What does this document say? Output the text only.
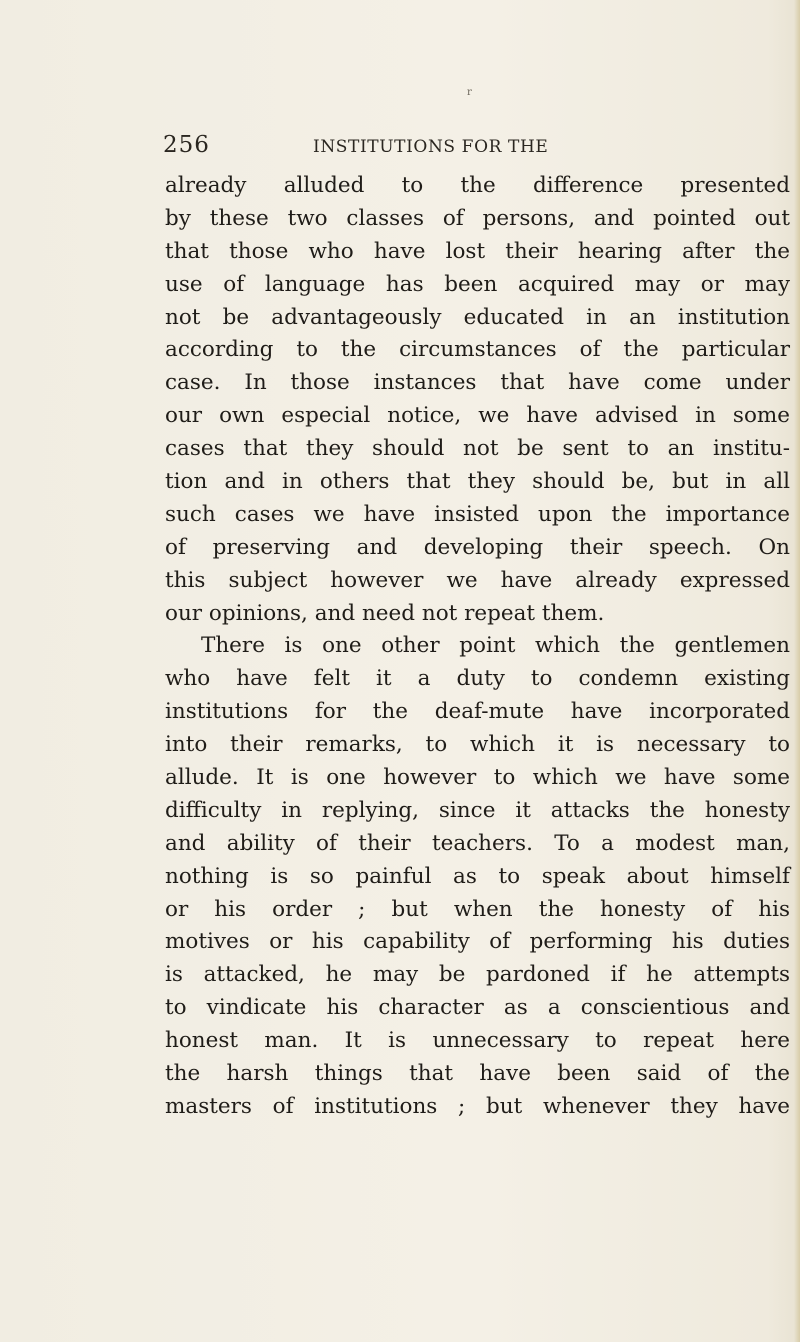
r
256	INSTITUTIONS FOR THE
already alluded to the difference presented
by these two classes of persons, and pointed out
that those who have lost their hearing after the
use of language has been acquired may or may
not be advantageously educated in an institution
according to the circumstances of the particular
case. In those instances that have come under
our own especial notice, we have advised in some
cases that they should not be sent to an institu-
tion and in others that they should be, but in all
such cases we have insisted upon the importance
of preserving and developing their speech. On
this subject however we have already expressed
our opinions, and need not repeat them.
There is one other point which the gentlemen
who have felt it a duty to condemn existing
institutions for the deaf-mute have incorporated
into their remarks, to which it is necessary to
allude. It is one however to which we have some
difficulty in replying, since it attacks the honesty
and ability of their teachers. To a modest man,
nothing is so painful as to speak about himself
or his order ; but when the honesty of his
motives or his capability of performing his duties
is attacked, he may be pardoned if he attempts
to vindicate his character as a conscientious and
honest man. It is unnecessary to repeat here
the harsh things that have been said of the
masters of institutions ; but whenever they have
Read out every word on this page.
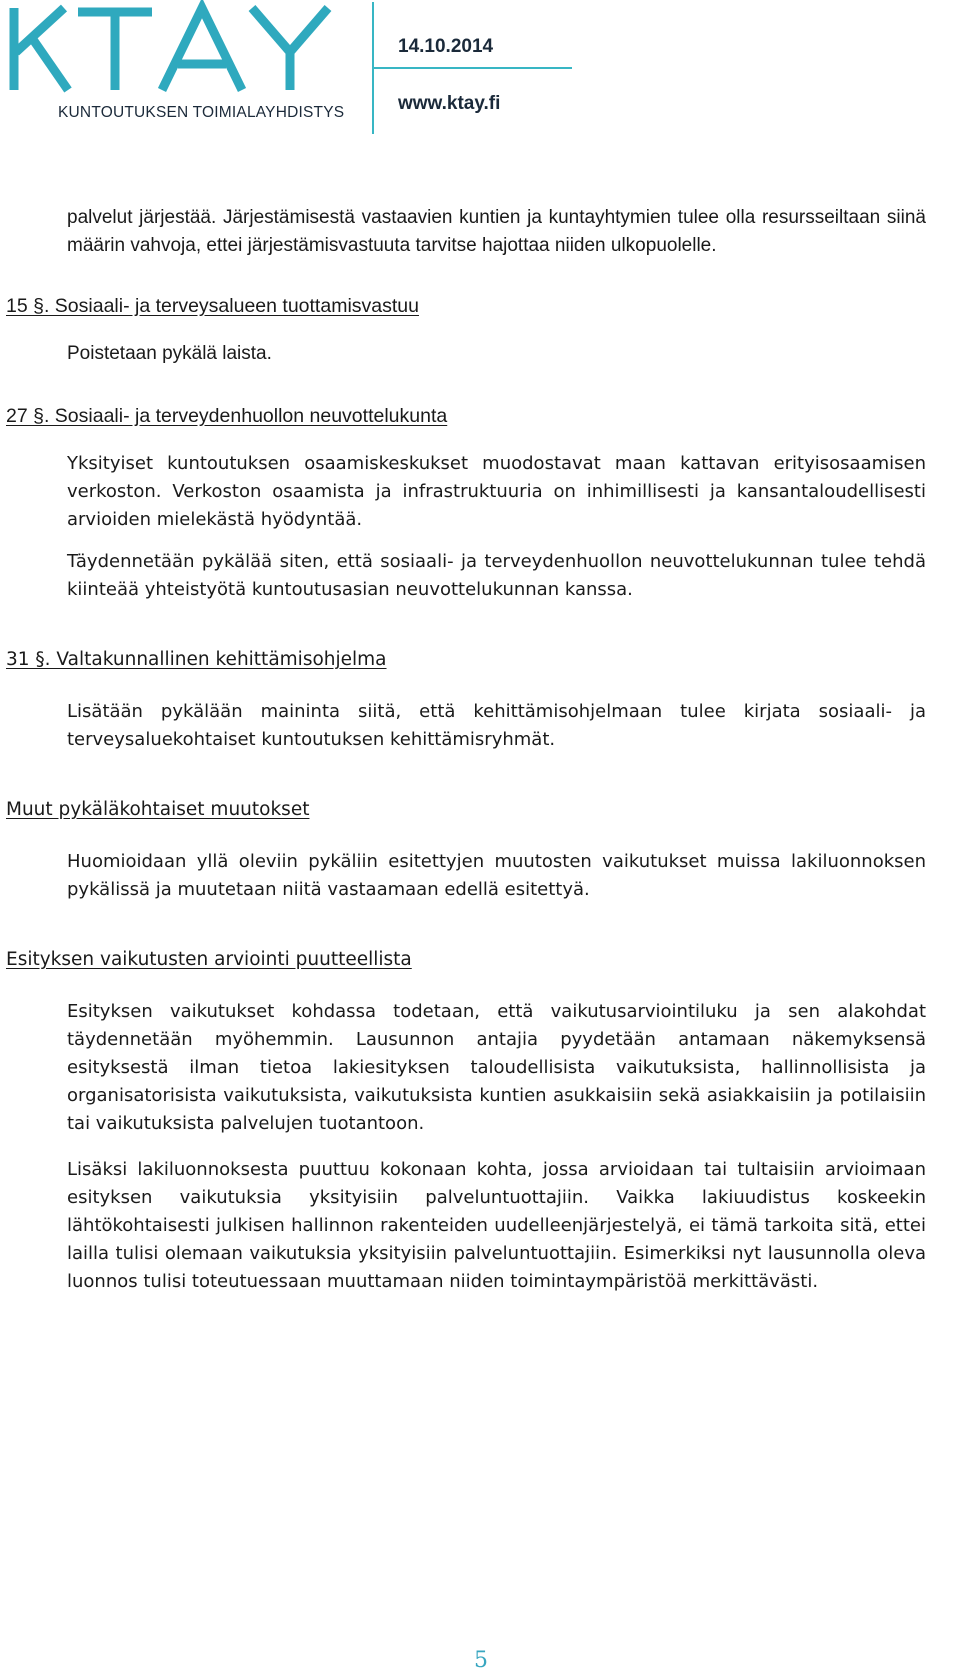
KUNTOUTUKSEN TOIMIALAYHDISTYS
14.10.2014
www.ktay.fi

palvelut järjestää. Järjestämisestä vastaavien kuntien ja kuntayhtymien tulee olla resursseiltaan siinä määrin vahvoja, ettei järjestämisvastuuta tarvitse hajottaa niiden ulkopuolelle.

15 §. Sosiaali- ja terveysalueen tuottamisvastuu

Poistetaan pykälä laista.

27 §. Sosiaali- ja terveydenhuollon neuvottelukunta

Yksityiset kuntoutuksen osaamiskeskukset muodostavat maan kattavan erityisosaamisen verkoston. Verkoston osaamista ja infrastruktuuria on inhimillisesti ja kansantaloudellisesti arvioiden mielekästä hyödyntää.

Täydennetään pykälää siten, että sosiaali- ja terveydenhuollon neuvottelukunnan tulee tehdä kiinteää yhteistyötä kuntoutusasian neuvottelukunnan kanssa.

31 §. Valtakunnallinen kehittämisohjelma

Lisätään pykälään maininta siitä, että kehittämisohjelmaan tulee kirjata sosiaali- ja terveysaluekohtaiset kuntoutuksen kehittämisryhmät.

Muut pykäläkohtaiset muutokset

Huomioidaan yllä oleviin pykäliin esitettyjen muutosten vaikutukset muissa lakiluonnoksen pykälissä ja muutetaan niitä vastaamaan edellä esitettyä.

Esityksen vaikutusten arviointi puutteellista

Esityksen vaikutukset kohdassa todetaan, että vaikutusarviointiluku ja sen alakohdat täydennetään myöhemmin. Lausunnon antajia pyydetään antamaan näkemyksensä esityksestä ilman tietoa lakiesityksen taloudellisista vaikutuksista, hallinnollisista ja organisatorisista vaikutuksista, vaikutuksista kuntien asukkaisiin sekä asiakkaisiin ja potilaisiin tai vaikutuksista palvelujen tuotantoon.

Lisäksi lakiluonnoksesta puuttuu kokonaan kohta, jossa arvioidaan tai tultaisiin arvioimaan esityksen vaikutuksia yksityisiin palveluntuottajiin. Vaikka lakiuudistus koskeekin lähtökohtaisesti julkisen hallinnon rakenteiden uudelleenjärjestelyä, ei tämä tarkoita sitä, ettei lailla tulisi olemaan vaikutuksia yksityisiin palveluntuottajiin. Esimerkiksi nyt lausunnolla oleva luonnos tulisi toteutuessaan muuttamaan niiden toimintaympäristöä merkittävästi.

5
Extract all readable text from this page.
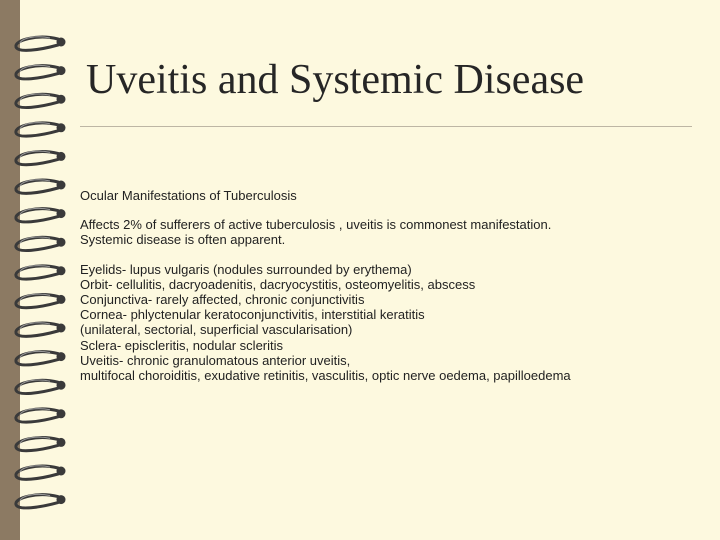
Uveitis and Systemic Disease

Ocular Manifestations of Tuberculosis

Affects 2% of sufferers of active tuberculosis , uveitis is commonest manifestation.
Systemic disease is often apparent.

Eyelids- lupus vulgaris (nodules surrounded by erythema)
Orbit- cellulitis, dacryoadenitis, dacryocystitis, osteomyelitis, abscess
Conjunctiva- rarely affected, chronic conjunctivitis
Cornea- phlyctenular keratoconjunctivitis, interstitial keratitis
(unilateral, sectorial, superficial vascularisation)
Sclera- episcleritis, nodular scleritis
Uveitis- chronic granulomatous anterior uveitis,
multifocal choroiditis, exudative retinitis, vasculitis, optic nerve oedema, papilloedema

--- Stated task ---
Retype, without any picture, exactly the lines from the one with "Extract all readable text from this page." through the end of the entries, inclusive.

--- Task answer ---
Extract all readable text from this page.
Uveitis and Systemic Disease

Ocular Manifestations of Tuberculosis

Affects 2% of sufferers of active tuberculosis , uveitis is commonest manifestation.
Systemic disease is often apparent.

Eyelids- lupus vulgaris (nodules surrounded by erythema)
Orbit- cellulitis, dacryoadenitis, dacryocystitis, osteomyelitis, abscess
Conjunctiva- rarely affected, chronic conjunctivitis
Cornea- phlyctenular keratoconjunctivitis, interstitial keratitis
(unilateral, sectorial, superficial vascularisation)
Sclera- episcleritis, nodular scleritis
Uveitis- chronic granulomatous anterior uveitis,
multifocal choroiditis, exudative retinitis, vasculitis, optic nerve oedema, papilloedema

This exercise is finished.